STATED PROBLEM:
Output each line exactly as it appears, skipping any embedded picture.
--- START INPUT ROWS ---
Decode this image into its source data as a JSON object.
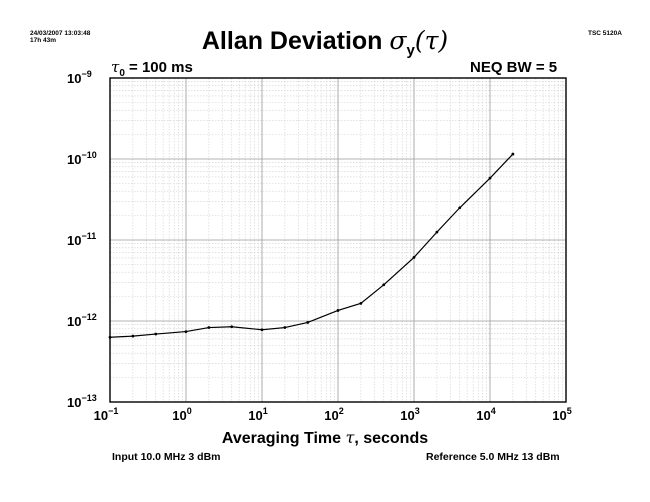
{
  "header": {
    "timestamp": "24/03/2007 13:03:48",
    "duration": "17h 43m",
    "instrument": "TSC 5120A"
  },
  "chart_data": {
    "type": "line",
    "title_main": "Allan Deviation ",
    "title_symbol": "σ",
    "title_sub": "y",
    "title_arg": "(τ)",
    "tau0_symbol": "τ",
    "tau0_sub": "0",
    "tau0_value": " = 100 ms",
    "neq_bw": "NEQ BW = 5",
    "xlabel_prefix": "Averaging Time ",
    "xlabel_symbol": "τ",
    "xlabel_suffix": ", seconds",
    "x_scale": "log",
    "y_scale": "log",
    "xlim": [
      0.1,
      100000
    ],
    "ylim": [
      1e-13,
      1e-09
    ],
    "x_ticks": [
      {
        "base": "10",
        "exp": "−1"
      },
      {
        "base": "10",
        "exp": "0"
      },
      {
        "base": "10",
        "exp": "1"
      },
      {
        "base": "10",
        "exp": "2"
      },
      {
        "base": "10",
        "exp": "3"
      },
      {
        "base": "10",
        "exp": "4"
      },
      {
        "base": "10",
        "exp": "5"
      }
    ],
    "y_ticks": [
      {
        "base": "10",
        "exp": "−9"
      },
      {
        "base": "10",
        "exp": "−10"
      },
      {
        "base": "10",
        "exp": "−11"
      },
      {
        "base": "10",
        "exp": "−12"
      },
      {
        "base": "10",
        "exp": "−13"
      }
    ],
    "grid": true,
    "series": [
      {
        "x": [
          0.1,
          0.2,
          0.4,
          1,
          2,
          4,
          10,
          20,
          40,
          100,
          200,
          400,
          1000,
          2000,
          4000,
          10000,
          20000
        ],
        "y": [
          6.3e-13,
          6.5e-13,
          6.9e-13,
          7.4e-13,
          8.3e-13,
          8.5e-13,
          7.8e-13,
          8.3e-13,
          9.6e-13,
          1.35e-12,
          1.65e-12,
          2.8e-12,
          6.1e-12,
          1.25e-11,
          2.5e-11,
          5.8e-11,
          1.15e-10
        ]
      }
    ],
    "color": "#000000"
  },
  "footer": {
    "input": "Input 10.0 MHz 3 dBm",
    "reference": "Reference 5.0 MHz 13 dBm"
  }
}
--- END INPUT ROWS ---
EXERCISE ANSWER:
Decode this image into its source data as a JSON object.
{
  "header": {
    "timestamp": "24/03/2007 13:03:48",
    "duration": "17h 43m",
    "instrument": "TSC 5120A"
  },
  "chart_data": {
    "type": "line",
    "title_main": "Allan Deviation ",
    "title_symbol": "σ",
    "title_sub": "y",
    "title_arg": "(τ)",
    "tau0_symbol": "τ",
    "tau0_sub": "0",
    "tau0_value": " = 100 ms",
    "neq_bw": "NEQ BW = 5",
    "xlabel_prefix": "Averaging Time ",
    "xlabel_symbol": "τ",
    "xlabel_suffix": ", seconds",
    "x_scale": "log",
    "y_scale": "log",
    "xlim": [
      0.1,
      100000
    ],
    "ylim": [
      1e-13,
      1e-09
    ],
    "x_ticks": [
      {
        "base": "10",
        "exp": "−1"
      },
      {
        "base": "10",
        "exp": "0"
      },
      {
        "base": "10",
        "exp": "1"
      },
      {
        "base": "10",
        "exp": "2"
      },
      {
        "base": "10",
        "exp": "3"
      },
      {
        "base": "10",
        "exp": "4"
      },
      {
        "base": "10",
        "exp": "5"
      }
    ],
    "y_ticks": [
      {
        "base": "10",
        "exp": "−9"
      },
      {
        "base": "10",
        "exp": "−10"
      },
      {
        "base": "10",
        "exp": "−11"
      },
      {
        "base": "10",
        "exp": "−12"
      },
      {
        "base": "10",
        "exp": "−13"
      }
    ],
    "grid": true,
    "series": [
      {
        "x": [
          0.1,
          0.2,
          0.4,
          1,
          2,
          4,
          10,
          20,
          40,
          100,
          200,
          400,
          1000,
          2000,
          4000,
          10000,
          20000
        ],
        "y": [
          6.3e-13,
          6.5e-13,
          6.9e-13,
          7.4e-13,
          8.3e-13,
          8.5e-13,
          7.8e-13,
          8.3e-13,
          9.6e-13,
          1.35e-12,
          1.65e-12,
          2.8e-12,
          6.1e-12,
          1.25e-11,
          2.5e-11,
          5.8e-11,
          1.15e-10
        ]
      }
    ],
    "color": "#000000"
  },
  "footer": {
    "input": "Input 10.0 MHz 3 dBm",
    "reference": "Reference 5.0 MHz 13 dBm"
  }
}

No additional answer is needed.